**Dataset entries:**
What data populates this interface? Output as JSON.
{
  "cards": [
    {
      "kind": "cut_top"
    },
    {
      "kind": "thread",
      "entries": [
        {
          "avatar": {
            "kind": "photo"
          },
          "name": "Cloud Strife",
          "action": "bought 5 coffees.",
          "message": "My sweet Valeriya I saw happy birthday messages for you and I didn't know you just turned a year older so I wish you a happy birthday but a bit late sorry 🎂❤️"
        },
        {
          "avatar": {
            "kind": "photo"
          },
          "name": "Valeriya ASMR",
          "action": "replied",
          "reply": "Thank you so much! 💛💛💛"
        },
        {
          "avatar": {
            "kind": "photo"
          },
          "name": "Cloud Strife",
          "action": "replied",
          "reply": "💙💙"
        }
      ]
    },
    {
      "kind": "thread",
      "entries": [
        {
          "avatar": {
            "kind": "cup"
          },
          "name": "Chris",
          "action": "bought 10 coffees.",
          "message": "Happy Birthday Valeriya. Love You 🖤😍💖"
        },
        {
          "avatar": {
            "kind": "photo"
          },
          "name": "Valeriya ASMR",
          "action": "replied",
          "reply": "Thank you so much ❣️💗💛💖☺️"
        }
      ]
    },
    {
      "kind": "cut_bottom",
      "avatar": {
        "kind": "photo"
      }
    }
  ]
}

--

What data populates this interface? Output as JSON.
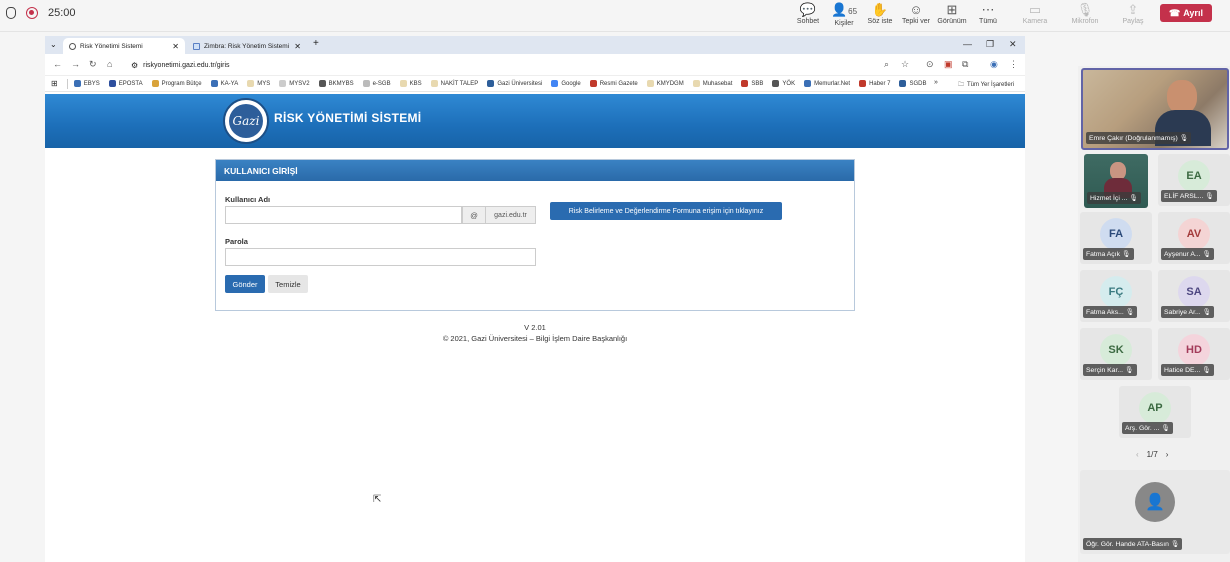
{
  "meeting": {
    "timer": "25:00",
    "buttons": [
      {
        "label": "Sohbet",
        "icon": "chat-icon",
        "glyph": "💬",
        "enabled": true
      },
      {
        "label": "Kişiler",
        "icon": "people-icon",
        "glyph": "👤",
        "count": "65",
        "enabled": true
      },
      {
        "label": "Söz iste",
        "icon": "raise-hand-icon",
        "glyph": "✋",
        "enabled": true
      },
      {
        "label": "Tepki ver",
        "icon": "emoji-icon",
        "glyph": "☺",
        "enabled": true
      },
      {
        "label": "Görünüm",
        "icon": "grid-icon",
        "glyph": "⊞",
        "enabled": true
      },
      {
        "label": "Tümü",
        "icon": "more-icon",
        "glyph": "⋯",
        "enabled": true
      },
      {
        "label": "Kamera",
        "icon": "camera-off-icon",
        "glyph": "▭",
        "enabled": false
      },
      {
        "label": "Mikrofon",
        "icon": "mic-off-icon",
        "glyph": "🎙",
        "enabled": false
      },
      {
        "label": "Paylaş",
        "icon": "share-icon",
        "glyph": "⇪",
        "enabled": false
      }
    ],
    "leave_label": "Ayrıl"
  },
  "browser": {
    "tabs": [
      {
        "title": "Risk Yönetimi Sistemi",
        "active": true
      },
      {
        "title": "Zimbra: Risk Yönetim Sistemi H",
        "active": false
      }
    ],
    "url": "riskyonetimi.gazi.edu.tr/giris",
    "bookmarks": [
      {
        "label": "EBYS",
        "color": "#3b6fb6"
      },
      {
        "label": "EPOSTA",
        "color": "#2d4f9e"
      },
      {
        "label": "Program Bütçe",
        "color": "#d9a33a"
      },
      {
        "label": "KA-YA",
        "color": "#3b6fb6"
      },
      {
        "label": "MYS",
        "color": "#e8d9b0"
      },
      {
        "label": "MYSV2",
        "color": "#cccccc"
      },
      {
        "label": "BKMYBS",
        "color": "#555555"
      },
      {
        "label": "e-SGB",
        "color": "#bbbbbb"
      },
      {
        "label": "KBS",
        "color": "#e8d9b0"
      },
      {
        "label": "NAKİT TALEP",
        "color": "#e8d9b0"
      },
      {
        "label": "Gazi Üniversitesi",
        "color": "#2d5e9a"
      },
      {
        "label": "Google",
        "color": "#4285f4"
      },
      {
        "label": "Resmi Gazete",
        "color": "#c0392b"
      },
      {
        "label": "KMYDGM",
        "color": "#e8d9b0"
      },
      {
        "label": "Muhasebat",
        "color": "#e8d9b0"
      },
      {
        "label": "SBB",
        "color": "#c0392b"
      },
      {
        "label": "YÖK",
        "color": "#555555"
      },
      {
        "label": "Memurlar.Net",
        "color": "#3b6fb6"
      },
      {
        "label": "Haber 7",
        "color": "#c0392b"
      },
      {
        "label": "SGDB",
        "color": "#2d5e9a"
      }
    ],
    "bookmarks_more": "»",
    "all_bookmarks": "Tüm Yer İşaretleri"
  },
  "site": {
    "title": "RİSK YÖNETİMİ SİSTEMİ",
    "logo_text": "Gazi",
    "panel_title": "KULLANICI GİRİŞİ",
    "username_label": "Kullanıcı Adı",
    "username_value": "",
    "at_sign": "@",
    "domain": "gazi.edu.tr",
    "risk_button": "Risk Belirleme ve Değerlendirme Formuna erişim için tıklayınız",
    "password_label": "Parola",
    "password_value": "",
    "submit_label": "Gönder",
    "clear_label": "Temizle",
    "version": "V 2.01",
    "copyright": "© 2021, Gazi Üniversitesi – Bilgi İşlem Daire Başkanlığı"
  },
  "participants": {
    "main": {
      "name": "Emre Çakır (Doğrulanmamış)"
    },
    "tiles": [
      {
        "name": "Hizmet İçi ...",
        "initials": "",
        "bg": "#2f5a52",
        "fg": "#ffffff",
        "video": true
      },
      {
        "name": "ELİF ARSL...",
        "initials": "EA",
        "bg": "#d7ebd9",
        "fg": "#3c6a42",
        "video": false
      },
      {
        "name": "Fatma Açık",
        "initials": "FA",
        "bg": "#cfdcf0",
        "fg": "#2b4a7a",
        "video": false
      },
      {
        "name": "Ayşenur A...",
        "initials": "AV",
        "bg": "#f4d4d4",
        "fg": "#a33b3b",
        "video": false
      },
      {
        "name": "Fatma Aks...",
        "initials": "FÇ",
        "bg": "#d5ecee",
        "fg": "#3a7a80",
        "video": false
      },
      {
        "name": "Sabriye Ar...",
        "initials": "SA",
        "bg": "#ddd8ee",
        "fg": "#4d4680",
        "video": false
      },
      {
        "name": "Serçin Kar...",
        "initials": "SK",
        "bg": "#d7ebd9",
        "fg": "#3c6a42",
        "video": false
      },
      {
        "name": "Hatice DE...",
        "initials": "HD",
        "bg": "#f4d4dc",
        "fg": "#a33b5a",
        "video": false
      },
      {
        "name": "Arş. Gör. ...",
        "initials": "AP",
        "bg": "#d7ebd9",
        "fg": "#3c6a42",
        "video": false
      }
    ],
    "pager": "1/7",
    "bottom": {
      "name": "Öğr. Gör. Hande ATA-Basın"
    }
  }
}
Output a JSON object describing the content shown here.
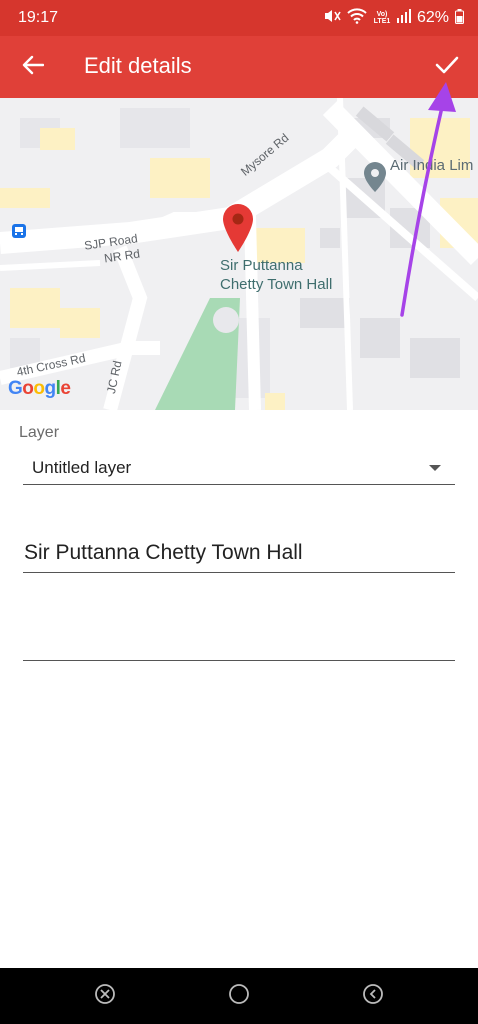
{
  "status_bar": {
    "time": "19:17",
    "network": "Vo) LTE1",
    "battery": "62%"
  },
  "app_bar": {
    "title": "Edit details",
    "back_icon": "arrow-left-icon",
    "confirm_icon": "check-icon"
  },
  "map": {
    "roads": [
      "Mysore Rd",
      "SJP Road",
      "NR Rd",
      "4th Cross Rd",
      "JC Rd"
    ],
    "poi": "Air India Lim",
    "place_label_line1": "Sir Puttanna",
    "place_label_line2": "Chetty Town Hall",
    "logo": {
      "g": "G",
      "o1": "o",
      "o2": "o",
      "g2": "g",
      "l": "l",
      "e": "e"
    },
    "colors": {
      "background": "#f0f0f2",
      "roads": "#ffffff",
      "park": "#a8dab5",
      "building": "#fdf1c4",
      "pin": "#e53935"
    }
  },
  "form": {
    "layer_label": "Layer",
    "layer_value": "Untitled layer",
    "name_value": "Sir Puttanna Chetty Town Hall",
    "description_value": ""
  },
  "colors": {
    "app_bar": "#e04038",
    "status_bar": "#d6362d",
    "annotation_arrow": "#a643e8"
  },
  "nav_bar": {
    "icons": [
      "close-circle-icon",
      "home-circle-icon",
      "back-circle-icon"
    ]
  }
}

--

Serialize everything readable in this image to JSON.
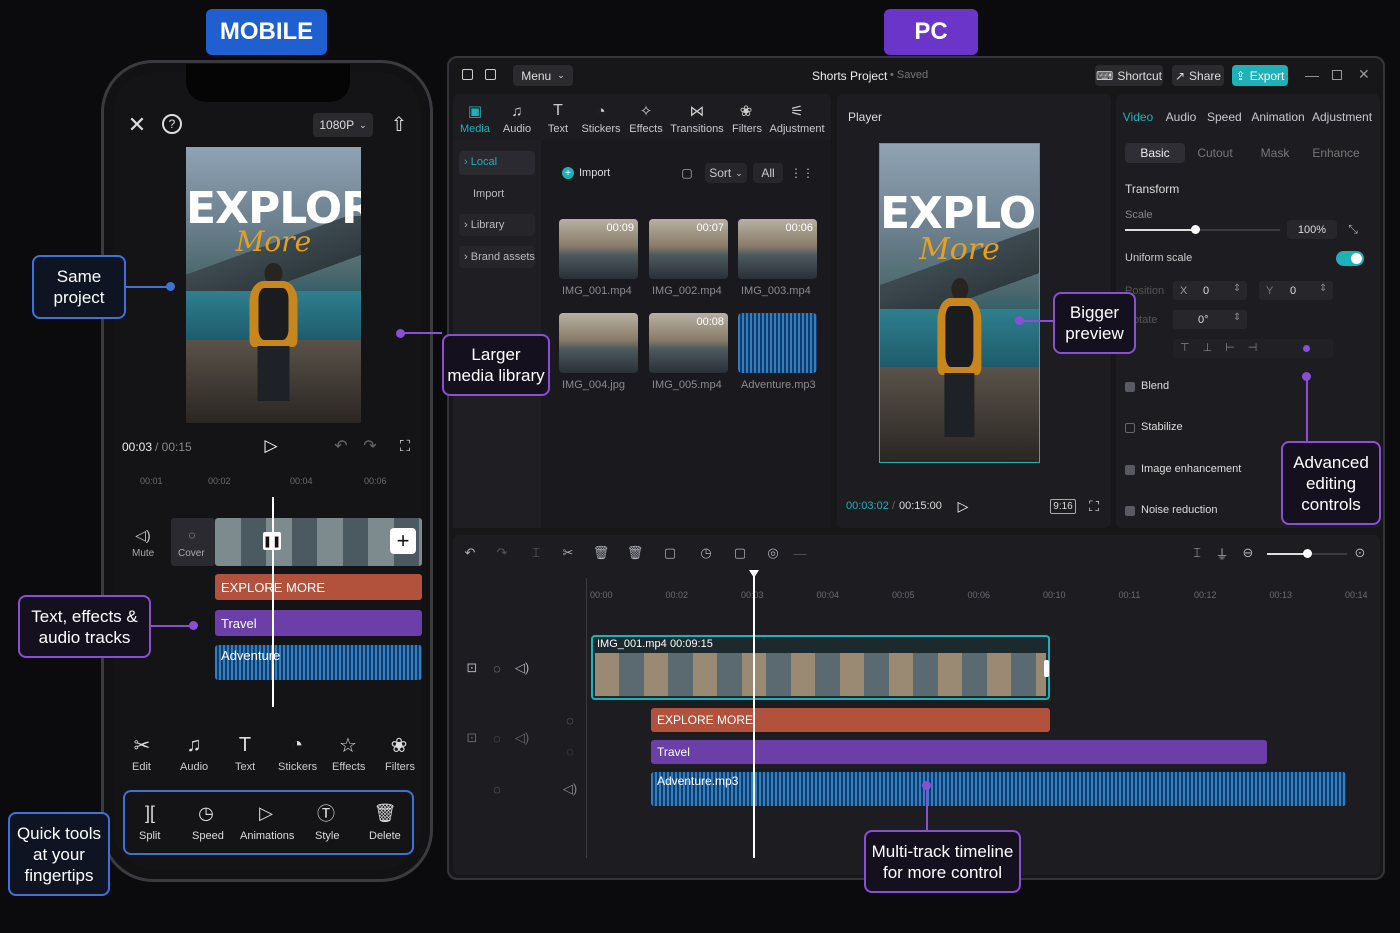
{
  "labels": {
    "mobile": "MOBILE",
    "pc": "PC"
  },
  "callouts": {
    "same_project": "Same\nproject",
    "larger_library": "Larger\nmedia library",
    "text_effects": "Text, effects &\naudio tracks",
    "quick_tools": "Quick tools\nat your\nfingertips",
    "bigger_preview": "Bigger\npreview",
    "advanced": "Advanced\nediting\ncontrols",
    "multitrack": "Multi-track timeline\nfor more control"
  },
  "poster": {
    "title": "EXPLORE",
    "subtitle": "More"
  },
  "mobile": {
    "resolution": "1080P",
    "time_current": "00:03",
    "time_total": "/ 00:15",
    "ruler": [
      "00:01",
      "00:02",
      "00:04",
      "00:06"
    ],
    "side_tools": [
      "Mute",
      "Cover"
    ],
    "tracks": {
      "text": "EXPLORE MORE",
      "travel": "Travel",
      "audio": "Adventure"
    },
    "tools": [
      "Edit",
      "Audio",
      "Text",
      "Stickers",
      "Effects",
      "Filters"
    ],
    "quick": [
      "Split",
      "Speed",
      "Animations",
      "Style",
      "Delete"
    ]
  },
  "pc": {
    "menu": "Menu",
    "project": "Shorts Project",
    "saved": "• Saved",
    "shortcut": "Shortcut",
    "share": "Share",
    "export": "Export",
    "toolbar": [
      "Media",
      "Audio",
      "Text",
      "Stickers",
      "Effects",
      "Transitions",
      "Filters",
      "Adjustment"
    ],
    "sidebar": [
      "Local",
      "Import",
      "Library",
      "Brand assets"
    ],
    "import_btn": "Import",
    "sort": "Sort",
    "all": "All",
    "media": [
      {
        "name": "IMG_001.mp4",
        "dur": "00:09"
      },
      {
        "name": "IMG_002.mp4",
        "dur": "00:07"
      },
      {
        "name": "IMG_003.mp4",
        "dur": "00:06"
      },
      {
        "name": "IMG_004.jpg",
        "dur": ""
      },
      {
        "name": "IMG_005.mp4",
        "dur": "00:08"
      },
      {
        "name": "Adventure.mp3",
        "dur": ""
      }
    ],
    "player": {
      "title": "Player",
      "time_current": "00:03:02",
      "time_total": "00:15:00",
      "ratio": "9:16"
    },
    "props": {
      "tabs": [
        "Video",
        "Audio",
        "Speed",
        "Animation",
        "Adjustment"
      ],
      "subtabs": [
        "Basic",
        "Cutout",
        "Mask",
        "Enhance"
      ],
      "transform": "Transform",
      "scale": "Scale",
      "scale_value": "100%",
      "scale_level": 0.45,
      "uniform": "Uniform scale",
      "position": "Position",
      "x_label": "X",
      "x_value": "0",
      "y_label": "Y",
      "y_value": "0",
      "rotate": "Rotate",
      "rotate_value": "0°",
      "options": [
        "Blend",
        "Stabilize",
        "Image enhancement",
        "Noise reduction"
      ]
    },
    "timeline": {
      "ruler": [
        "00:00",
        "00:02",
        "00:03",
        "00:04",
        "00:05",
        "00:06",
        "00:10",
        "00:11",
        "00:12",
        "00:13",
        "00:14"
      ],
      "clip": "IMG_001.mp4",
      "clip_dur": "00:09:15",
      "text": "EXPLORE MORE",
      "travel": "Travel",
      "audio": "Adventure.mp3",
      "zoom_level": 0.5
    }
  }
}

**Aim of the task:** Scan the entries above. Copy each line that has the string "bought".

**Output of the exercise:**
          "action": "bought 5 coffees.",
          "action": "bought 10 coffees.",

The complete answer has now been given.